▶ _WRITTEN EXERCISE_:
The listing beneath should be written out in full, exactly as shown.

[Raw records]

++++++

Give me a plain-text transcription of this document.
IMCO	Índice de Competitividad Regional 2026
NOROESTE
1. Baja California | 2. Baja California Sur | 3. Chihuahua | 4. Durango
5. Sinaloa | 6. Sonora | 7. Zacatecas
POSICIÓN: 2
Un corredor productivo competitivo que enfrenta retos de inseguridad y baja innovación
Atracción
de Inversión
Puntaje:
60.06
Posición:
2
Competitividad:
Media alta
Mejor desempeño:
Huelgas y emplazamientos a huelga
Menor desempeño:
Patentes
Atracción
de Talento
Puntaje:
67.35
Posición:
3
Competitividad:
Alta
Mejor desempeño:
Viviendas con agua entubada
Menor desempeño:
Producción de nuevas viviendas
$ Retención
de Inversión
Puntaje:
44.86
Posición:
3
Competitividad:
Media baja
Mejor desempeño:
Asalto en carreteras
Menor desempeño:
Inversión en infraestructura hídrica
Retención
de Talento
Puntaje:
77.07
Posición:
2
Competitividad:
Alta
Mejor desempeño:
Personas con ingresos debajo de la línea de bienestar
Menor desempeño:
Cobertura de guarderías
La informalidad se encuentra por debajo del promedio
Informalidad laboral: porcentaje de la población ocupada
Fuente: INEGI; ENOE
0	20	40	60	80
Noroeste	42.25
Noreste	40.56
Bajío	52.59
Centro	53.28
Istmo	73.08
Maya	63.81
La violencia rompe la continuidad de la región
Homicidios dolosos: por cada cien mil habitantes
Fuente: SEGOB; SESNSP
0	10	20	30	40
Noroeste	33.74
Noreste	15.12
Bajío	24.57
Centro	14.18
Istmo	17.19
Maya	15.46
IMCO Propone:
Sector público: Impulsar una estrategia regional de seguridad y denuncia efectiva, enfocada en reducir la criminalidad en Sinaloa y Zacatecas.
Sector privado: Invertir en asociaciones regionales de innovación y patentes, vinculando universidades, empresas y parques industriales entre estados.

++++++

▶ _EXERCISE RESULT_:
Give me a plain-text transcription of this document.
IMCO	Índice de Competitividad Regional 2026
NOROESTE
1. Baja California | 2. Baja California Sur | 3. Chihuahua | 4. Durango
5. Sinaloa | 6. Sonora | 7. Zacatecas
POSICIÓN: 2
Un corredor productivo competitivo que enfrenta retos de inseguridad y baja innovación
Atracción
de Inversión
Puntaje:
60.06
Posición:
2
Competitividad:
Media alta
Mejor desempeño:
Huelgas y emplazamientos a huelga
Menor desempeño:
Patentes
Atracción
de Talento
Puntaje:
67.35
Posición:
3
Competitividad:
Alta
Mejor desempeño:
Viviendas con agua entubada
Menor desempeño:
Producción de nuevas viviendas
$ Retención
de Inversión
Puntaje:
44.86
Posición:
3
Competitividad:
Media baja
Mejor desempeño:
Asalto en carreteras
Menor desempeño:
Inversión en infraestructura hídrica
Retención
de Talento
Puntaje:
77.07
Posición:
2
Competitividad:
Alta
Mejor desempeño:
Personas con ingresos debajo de la línea de bienestar
Menor desempeño:
Cobertura de guarderías
La informalidad se encuentra por debajo del promedio
Informalidad laboral: porcentaje de la población ocupada
Fuente: INEGI; ENOE
0	20	40	60	80
Noroeste	42.25
Noreste	40.56
Bajío	52.59
Centro	53.28
Istmo	73.08
Maya	63.81
La violencia rompe la continuidad de la región
Homicidios dolosos: por cada cien mil habitantes
Fuente: SEGOB; SESNSP
0	10	20	30	40
Noroeste	33.74
Noreste	15.12
Bajío	24.57
Centro	14.18
Istmo	17.19
Maya	15.46
IMCO Propone:
Sector público: Impulsar una estrategia regional de seguridad y denuncia efectiva, enfocada en reducir la criminalidad en Sinaloa y Zacatecas.
Sector privado: Invertir en asociaciones regionales de innovación y patentes, vinculando universidades, empresas y parques industriales entre estados.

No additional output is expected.